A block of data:
START

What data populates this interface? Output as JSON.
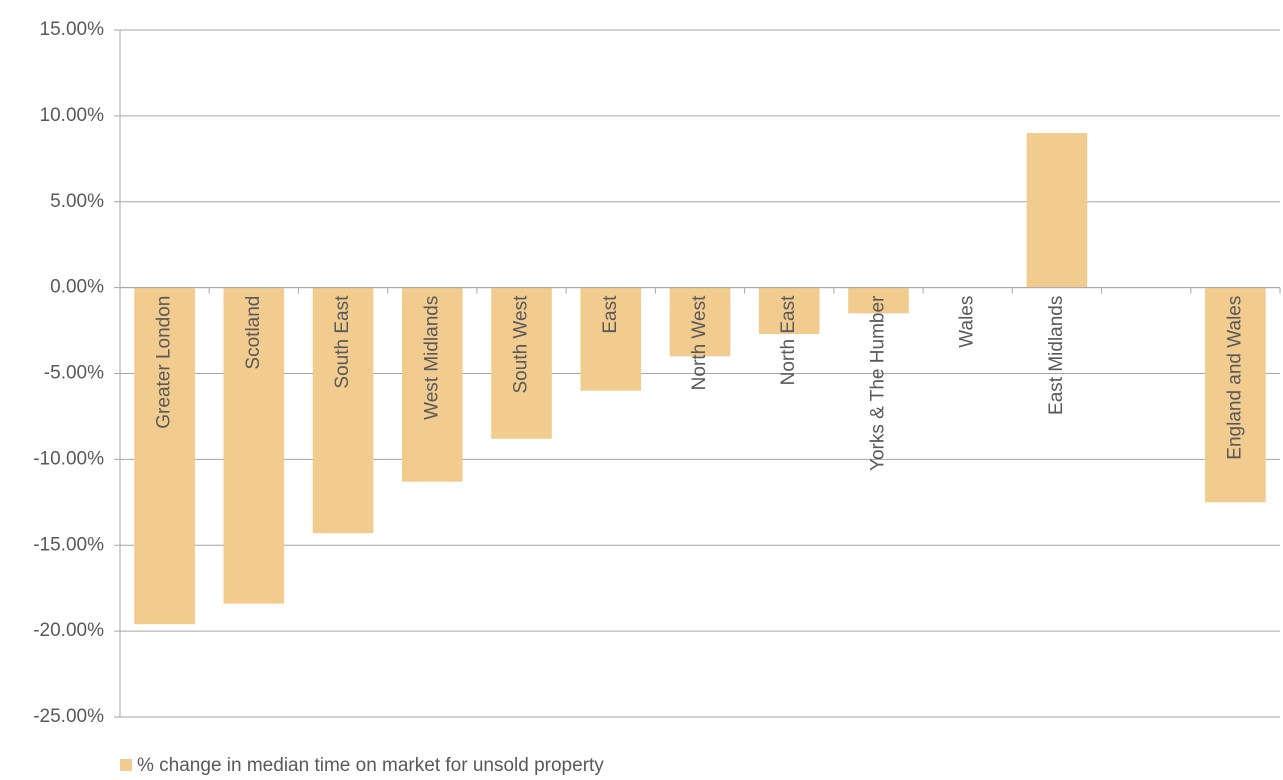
{
  "chart_data": {
    "type": "bar",
    "categories": [
      "Greater London",
      "Scotland",
      "South East",
      "West Midlands",
      "South West",
      "East",
      "North West",
      "North East",
      "Yorks & The Humber",
      "Wales",
      "East Midlands",
      null,
      "England and Wales"
    ],
    "series": [
      {
        "name": "% change in median time on market for unsold property",
        "color": "#f2cc8f",
        "values": [
          -19.6,
          -18.4,
          -14.3,
          -11.3,
          -8.8,
          -6.0,
          -4.0,
          -2.7,
          -1.5,
          0,
          9.0,
          null,
          -12.5
        ]
      }
    ],
    "ylim": [
      -25,
      15
    ],
    "yticks": [
      {
        "value": -25,
        "label": "-25.00%"
      },
      {
        "value": -20,
        "label": "-20.00%"
      },
      {
        "value": -15,
        "label": "-15.00%"
      },
      {
        "value": -10,
        "label": "-10.00%"
      },
      {
        "value": -5,
        "label": "-5.00%"
      },
      {
        "value": 0,
        "label": "0.00%"
      },
      {
        "value": 5,
        "label": "5.00%"
      },
      {
        "value": 10,
        "label": "10.00%"
      },
      {
        "value": 15,
        "label": "15.00%"
      }
    ],
    "grid": true,
    "legend": "bottom-left"
  }
}
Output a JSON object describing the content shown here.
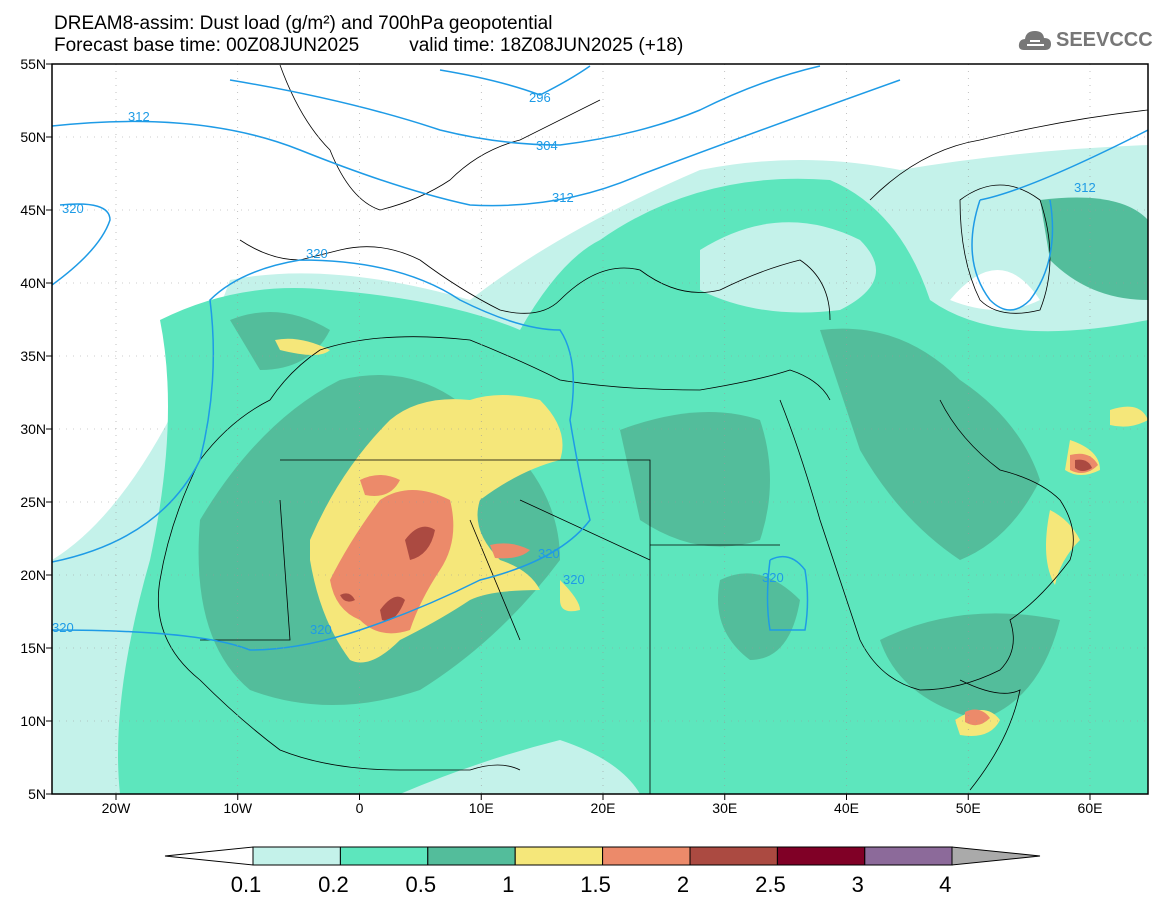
{
  "title": {
    "line1": "DREAM8-assim: Dust load (g/m²) and 700hPa geopotential",
    "base_time": "Forecast base time: 00Z08JUN2025",
    "valid_time": "valid time: 18Z08JUN2025 (+18)"
  },
  "logo": {
    "text": "SEEVCCC",
    "icon": "cloud-icon"
  },
  "axes": {
    "lat_labels": [
      "55N",
      "50N",
      "45N",
      "40N",
      "35N",
      "30N",
      "25N",
      "20N",
      "15N",
      "10N",
      "5N"
    ],
    "lon_labels": [
      "20W",
      "10W",
      "0",
      "10E",
      "20E",
      "30E",
      "40E",
      "50E",
      "60E"
    ]
  },
  "contours": {
    "labels": [
      "296",
      "304",
      "312",
      "312",
      "312",
      "320",
      "320",
      "320",
      "320",
      "320",
      "320",
      "320"
    ]
  },
  "colorbar": {
    "labels": [
      "0.1",
      "0.2",
      "0.5",
      "1",
      "1.5",
      "2",
      "2.5",
      "3",
      "4"
    ],
    "colors": [
      "#c4f2ea",
      "#5de6bd",
      "#53bd9b",
      "#f5e77a",
      "#ec8a6a",
      "#ab4a41",
      "#800026",
      "#8c6a9a"
    ],
    "under_color": "#ffffff",
    "over_color": "#aaaaaa"
  }
}
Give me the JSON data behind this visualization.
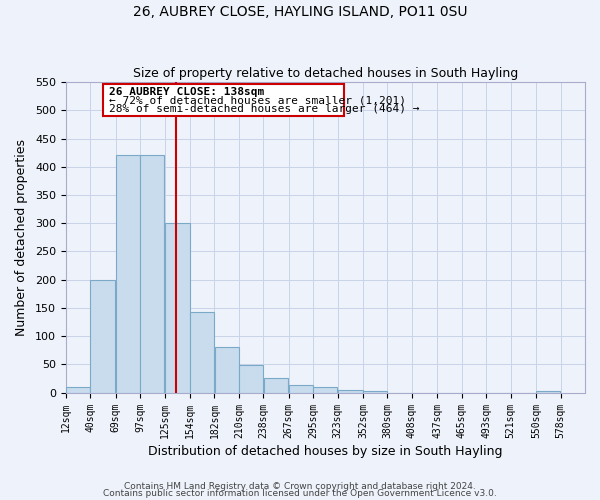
{
  "title": "26, AUBREY CLOSE, HAYLING ISLAND, PO11 0SU",
  "subtitle": "Size of property relative to detached houses in South Hayling",
  "xlabel": "Distribution of detached houses by size in South Hayling",
  "ylabel": "Number of detached properties",
  "bar_left_edges": [
    12,
    40,
    69,
    97,
    125,
    154,
    182,
    210,
    238,
    267,
    295,
    323,
    352,
    380,
    408,
    437,
    465,
    493,
    521,
    550
  ],
  "bar_widths": [
    28,
    29,
    28,
    28,
    29,
    28,
    28,
    28,
    29,
    28,
    28,
    29,
    28,
    28,
    29,
    28,
    28,
    28,
    29,
    28
  ],
  "bar_heights": [
    10,
    200,
    420,
    420,
    300,
    143,
    80,
    48,
    25,
    13,
    10,
    5,
    3,
    0,
    0,
    0,
    0,
    0,
    0,
    3
  ],
  "bar_color": "#c8dcee",
  "bar_edge_color": "#7aaac8",
  "tick_labels": [
    "12sqm",
    "40sqm",
    "69sqm",
    "97sqm",
    "125sqm",
    "154sqm",
    "182sqm",
    "210sqm",
    "238sqm",
    "267sqm",
    "295sqm",
    "323sqm",
    "352sqm",
    "380sqm",
    "408sqm",
    "437sqm",
    "465sqm",
    "493sqm",
    "521sqm",
    "550sqm",
    "578sqm"
  ],
  "property_line_x": 138,
  "property_line_color": "#cc0000",
  "ylim": [
    0,
    550
  ],
  "yticks": [
    0,
    50,
    100,
    150,
    200,
    250,
    300,
    350,
    400,
    450,
    500,
    550
  ],
  "annotation_title": "26 AUBREY CLOSE: 138sqm",
  "annotation_line1": "← 72% of detached houses are smaller (1,201)",
  "annotation_line2": "28% of semi-detached houses are larger (464) →",
  "annotation_box_color": "#cc0000",
  "grid_color": "#c8d4e8",
  "background_color": "#eef2fa",
  "footer_line1": "Contains HM Land Registry data © Crown copyright and database right 2024.",
  "footer_line2": "Contains public sector information licensed under the Open Government Licence v3.0."
}
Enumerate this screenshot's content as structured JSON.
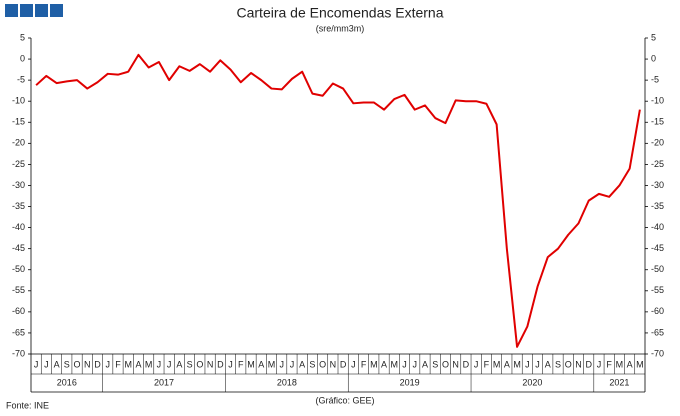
{
  "chart_data": {
    "type": "line",
    "title": "Carteira de Encomendas Externa",
    "subtitle": "(sre/mm3m)",
    "source": "Fonte: INE",
    "credit": "(Gráfico: GEE)",
    "categories": [
      "J",
      "J",
      "A",
      "S",
      "O",
      "N",
      "D",
      "J",
      "F",
      "M",
      "A",
      "M",
      "J",
      "J",
      "A",
      "S",
      "O",
      "N",
      "D",
      "J",
      "F",
      "M",
      "A",
      "M",
      "J",
      "J",
      "A",
      "S",
      "O",
      "N",
      "D",
      "J",
      "F",
      "M",
      "A",
      "M",
      "J",
      "J",
      "A",
      "S",
      "O",
      "N",
      "D",
      "J",
      "F",
      "M",
      "A",
      "M",
      "J",
      "J",
      "A",
      "S",
      "O",
      "N",
      "D",
      "J",
      "F",
      "M",
      "A",
      "M"
    ],
    "year_labels": [
      "2016",
      "2017",
      "2018",
      "2019",
      "2020",
      "2021"
    ],
    "series": [
      {
        "color": "#e00000",
        "values": [
          -6.2,
          -4,
          -5.7,
          -5.3,
          -5,
          -7,
          -5.5,
          -3.5,
          -3.7,
          -3,
          1,
          -2,
          -0.7,
          -5,
          -1.7,
          -2.8,
          -1.2,
          -3,
          -0.3,
          -2.5,
          -5.5,
          -3.3,
          -5,
          -7,
          -7.2,
          -4.7,
          -3,
          -8.2,
          -8.7,
          -5.8,
          -7,
          -10.5,
          -10.3,
          -10.3,
          -12,
          -9.5,
          -8.5,
          -12,
          -11,
          -14,
          -15.2,
          -9.8,
          -10,
          -10,
          -10.6,
          -15.5,
          -45,
          -68.3,
          -63.5,
          -54,
          -47,
          -45,
          -41.7,
          -39,
          -33.6,
          -32,
          -32.7,
          -30,
          -26,
          -12
        ]
      }
    ],
    "ylim": [
      -70,
      5
    ],
    "yticks": [
      5,
      0,
      -5,
      -10,
      -15,
      -20,
      -25,
      -30,
      -35,
      -40,
      -45,
      -50,
      -55,
      -60,
      -65,
      -70
    ],
    "y2lim": [
      -70,
      5
    ],
    "y2ticks": [
      5,
      0,
      -5,
      -10,
      -15,
      -20,
      -25,
      -30,
      -35,
      -40,
      -45,
      -50,
      -55,
      -60,
      -65,
      -70
    ]
  }
}
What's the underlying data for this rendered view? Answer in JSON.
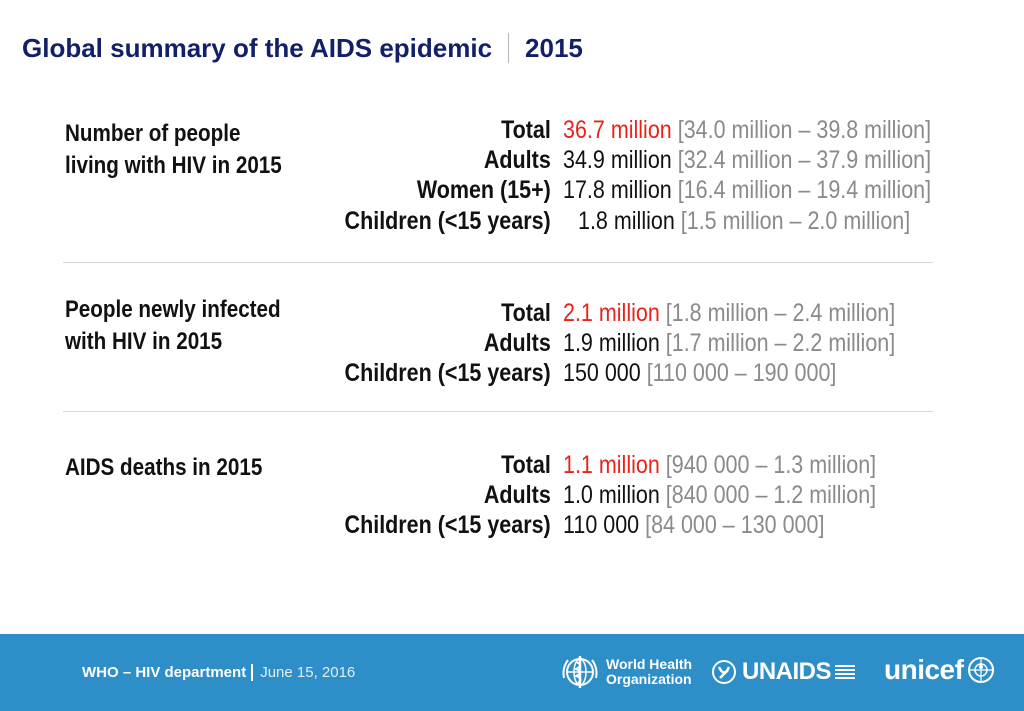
{
  "title": {
    "main": "Global summary of the AIDS epidemic",
    "year": "2015"
  },
  "sections": [
    {
      "label_lines": [
        "Number of people",
        "living with HIV in 2015"
      ],
      "rows": [
        {
          "label": "Total",
          "value": "36.7 million",
          "range": "[34.0 million – 39.8 million]",
          "highlight": true
        },
        {
          "label": "Adults",
          "value": "34.9 million",
          "range": "[32.4 million – 37.9 million]",
          "highlight": false
        },
        {
          "label": "Women (15+)",
          "value": "17.8 million",
          "range": "[16.4 million – 19.4 million]",
          "highlight": false
        },
        {
          "label": "Children (<15 years)",
          "value": "1.8 million",
          "range": "[1.5 million – 2.0 million]",
          "highlight": false
        }
      ]
    },
    {
      "label_lines": [
        "People newly infected",
        "with HIV in 2015"
      ],
      "rows": [
        {
          "label": "Total",
          "value": "2.1 million",
          "range": "[1.8 million – 2.4 million]",
          "highlight": true
        },
        {
          "label": "Adults",
          "value": "1.9 million",
          "range": "[1.7 million – 2.2 million]",
          "highlight": false
        },
        {
          "label": "Children (<15 years)",
          "value": "150 000",
          "range": "[110 000 – 190 000]",
          "highlight": false
        }
      ]
    },
    {
      "label_lines": [
        "AIDS deaths in 2015"
      ],
      "rows": [
        {
          "label": "Total",
          "value": "1.1 million",
          "range": "[940 000 – 1.3 million]",
          "highlight": true
        },
        {
          "label": "Adults",
          "value": "1.0 million",
          "range": "[840 000 – 1.2 million]",
          "highlight": false
        },
        {
          "label": "Children (<15 years)",
          "value": "110 000",
          "range": "[84 000 – 130 000]",
          "highlight": false
        }
      ]
    }
  ],
  "footer": {
    "department": "WHO – HIV department",
    "date": "June 15, 2016",
    "logos": {
      "who": [
        "World Health",
        "Organization"
      ],
      "unaids": "UNAIDS",
      "unicef": "unicef"
    }
  },
  "colors": {
    "title": "#122069",
    "highlight": "#e8231a",
    "range": "#8a8a8a",
    "footer_bg": "#2e8ec7"
  }
}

END

» **What is being asked**
Pull out all lines from the entries above that include the word "East".

» **Written response**
      "South East",
      "East",
      "North East",
      "East Midlands",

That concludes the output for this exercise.